WHAT THE EXERCISE ASKS — Repeat every record below exactly, leaving out the pictures.

## Begin LISTED RECORDS

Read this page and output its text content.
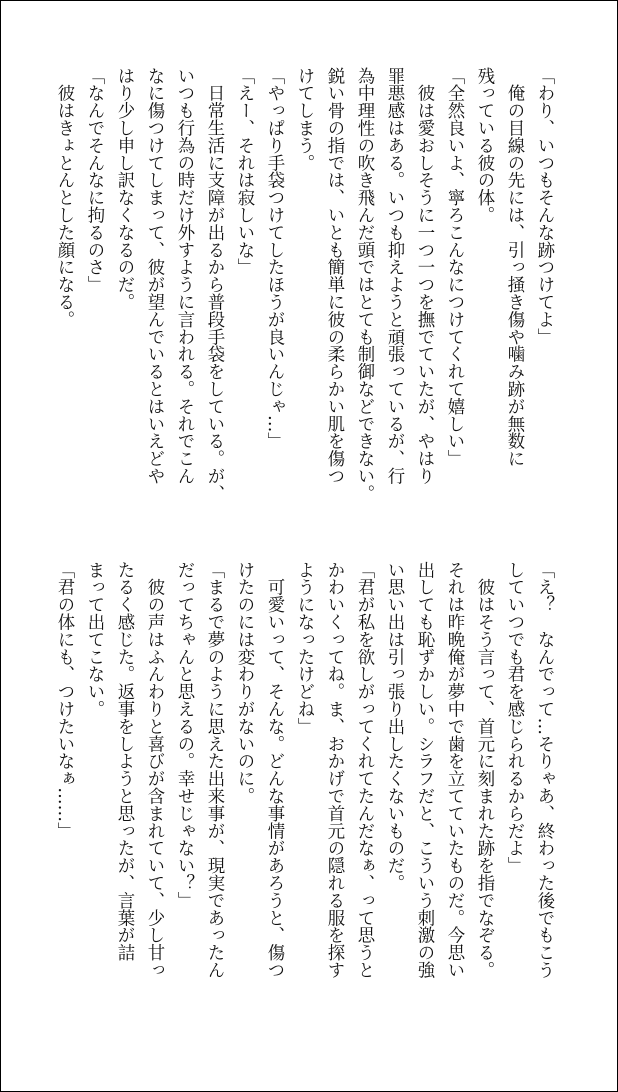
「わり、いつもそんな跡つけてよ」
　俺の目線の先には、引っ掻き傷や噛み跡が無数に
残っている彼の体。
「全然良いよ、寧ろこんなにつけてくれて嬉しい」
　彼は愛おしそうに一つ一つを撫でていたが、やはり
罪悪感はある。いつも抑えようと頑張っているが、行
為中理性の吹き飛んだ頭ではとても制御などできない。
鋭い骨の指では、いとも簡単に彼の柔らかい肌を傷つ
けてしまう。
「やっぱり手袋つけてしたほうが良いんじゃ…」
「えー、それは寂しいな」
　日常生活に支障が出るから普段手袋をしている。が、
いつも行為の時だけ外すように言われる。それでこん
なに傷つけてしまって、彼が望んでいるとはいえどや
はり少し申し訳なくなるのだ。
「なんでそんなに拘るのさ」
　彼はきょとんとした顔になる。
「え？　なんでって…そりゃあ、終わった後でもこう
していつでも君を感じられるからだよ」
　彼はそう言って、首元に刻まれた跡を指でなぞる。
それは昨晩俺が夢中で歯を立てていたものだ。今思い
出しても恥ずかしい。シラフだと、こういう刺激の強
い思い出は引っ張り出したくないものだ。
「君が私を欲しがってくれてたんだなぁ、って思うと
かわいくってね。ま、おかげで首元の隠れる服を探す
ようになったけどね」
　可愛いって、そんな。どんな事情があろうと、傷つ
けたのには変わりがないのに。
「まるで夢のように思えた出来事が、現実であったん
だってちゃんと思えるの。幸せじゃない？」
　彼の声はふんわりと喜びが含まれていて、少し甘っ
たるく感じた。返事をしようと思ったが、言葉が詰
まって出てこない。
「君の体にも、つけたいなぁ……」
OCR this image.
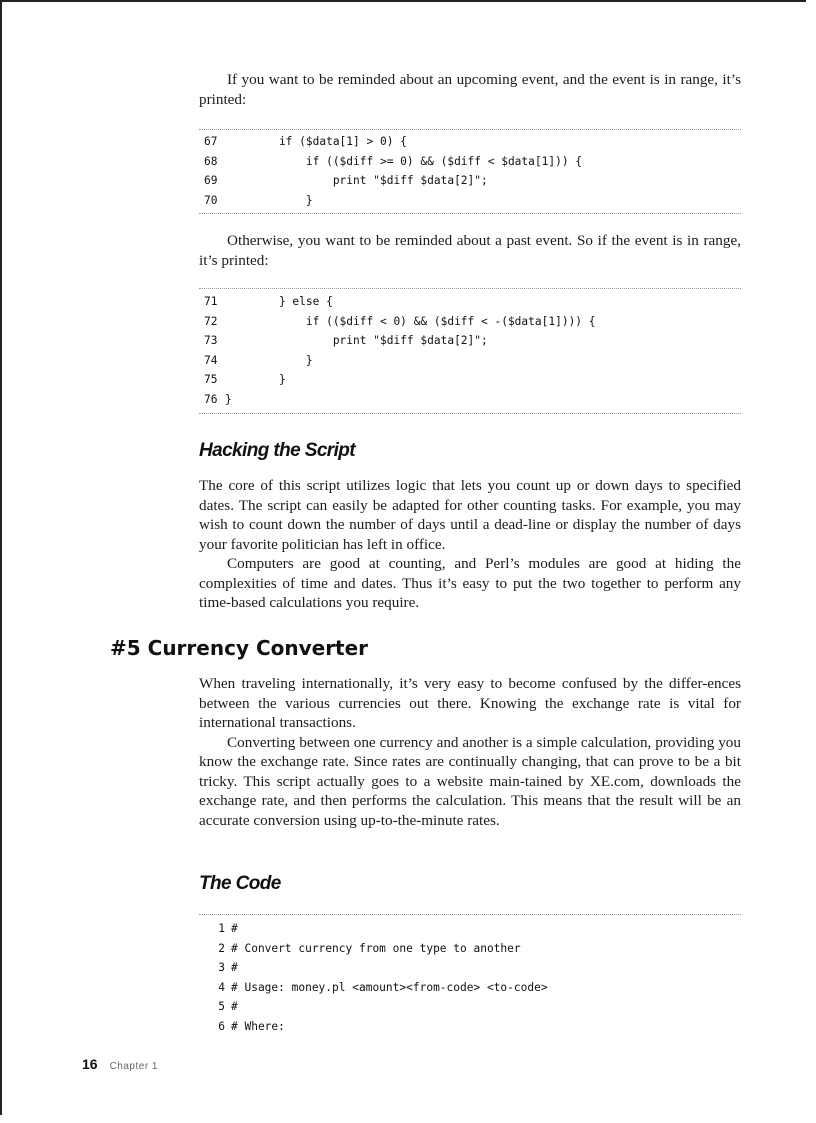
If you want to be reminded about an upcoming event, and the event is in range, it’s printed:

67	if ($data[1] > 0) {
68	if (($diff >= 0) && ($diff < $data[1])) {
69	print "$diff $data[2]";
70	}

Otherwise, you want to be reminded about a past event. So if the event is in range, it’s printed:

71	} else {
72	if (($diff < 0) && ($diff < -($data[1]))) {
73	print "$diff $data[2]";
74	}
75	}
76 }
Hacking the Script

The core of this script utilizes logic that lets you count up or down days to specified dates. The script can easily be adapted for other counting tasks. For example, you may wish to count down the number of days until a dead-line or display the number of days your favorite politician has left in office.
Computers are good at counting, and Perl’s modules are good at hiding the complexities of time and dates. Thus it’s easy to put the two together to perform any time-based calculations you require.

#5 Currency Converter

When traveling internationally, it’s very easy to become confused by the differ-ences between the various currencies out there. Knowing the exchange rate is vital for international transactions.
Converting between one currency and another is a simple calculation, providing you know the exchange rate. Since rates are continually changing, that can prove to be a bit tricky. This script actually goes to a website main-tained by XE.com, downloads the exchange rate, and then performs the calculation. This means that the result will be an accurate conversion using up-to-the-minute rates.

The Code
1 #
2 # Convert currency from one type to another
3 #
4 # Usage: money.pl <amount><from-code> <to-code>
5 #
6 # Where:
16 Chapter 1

## End LISTED RECORDS

WORKED ANSWER —
Read this page and output its text content.
「わり、いつもそんな跡つけてよ」
　俺の目線の先には、引っ掻き傷や噛み跡が無数に
残っている彼の体。
「全然良いよ、寧ろこんなにつけてくれて嬉しい」
　彼は愛おしそうに一つ一つを撫でていたが、やはり
罪悪感はある。いつも抑えようと頑張っているが、行
為中理性の吹き飛んだ頭ではとても制御などできない。
鋭い骨の指では、いとも簡単に彼の柔らかい肌を傷つ
けてしまう。
「やっぱり手袋つけてしたほうが良いんじゃ…」
「えー、それは寂しいな」
　日常生活に支障が出るから普段手袋をしている。が、
いつも行為の時だけ外すように言われる。それでこん
なに傷つけてしまって、彼が望んでいるとはいえどや
はり少し申し訳なくなるのだ。
「なんでそんなに拘るのさ」
　彼はきょとんとした顔になる。
「え？　なんでって…そりゃあ、終わった後でもこう
していつでも君を感じられるからだよ」
　彼はそう言って、首元に刻まれた跡を指でなぞる。
それは昨晩俺が夢中で歯を立てていたものだ。今思い
出しても恥ずかしい。シラフだと、こういう刺激の強
い思い出は引っ張り出したくないものだ。
「君が私を欲しがってくれてたんだなぁ、って思うと
かわいくってね。ま、おかげで首元の隠れる服を探す
ようになったけどね」
　可愛いって、そんな。どんな事情があろうと、傷つ
けたのには変わりがないのに。
「まるで夢のように思えた出来事が、現実であったん
だってちゃんと思えるの。幸せじゃない？」
　彼の声はふんわりと喜びが含まれていて、少し甘っ
たるく感じた。返事をしようと思ったが、言葉が詰
まって出てこない。
「君の体にも、つけたいなぁ……」
OCR this image.
If you want to be reminded about an upcoming event, and the event is in range, it’s printed:

67	if ($data[1] > 0) {
68	if (($diff >= 0) && ($diff < $data[1])) {
69	print "$diff $data[2]";
70	}

Otherwise, you want to be reminded about a past event. So if the event is in range, it’s printed:

71	} else {
72	if (($diff < 0) && ($diff < -($data[1]))) {
73	print "$diff $data[2]";
74	}
75	}
76 }
Hacking the Script

The core of this script utilizes logic that lets you count up or down days to specified dates. The script can easily be adapted for other counting tasks. For example, you may wish to count down the number of days until a dead-line or display the number of days your favorite politician has left in office.
Computers are good at counting, and Perl’s modules are good at hiding the complexities of time and dates. Thus it’s easy to put the two together to perform any time-based calculations you require.

#5 Currency Converter

When traveling internationally, it’s very easy to become confused by the differ-ences between the various currencies out there. Knowing the exchange rate is vital for international transactions.
Converting between one currency and another is a simple calculation, providing you know the exchange rate. Since rates are continually changing, that can prove to be a bit tricky. This script actually goes to a website main-tained by XE.com, downloads the exchange rate, and then performs the calculation. This means that the result will be an accurate conversion using up-to-the-minute rates.

The Code
1 #
2 # Convert currency from one type to another
3 #
4 # Usage: money.pl <amount><from-code> <to-code>
5 #
6 # Where:
16 Chapter 1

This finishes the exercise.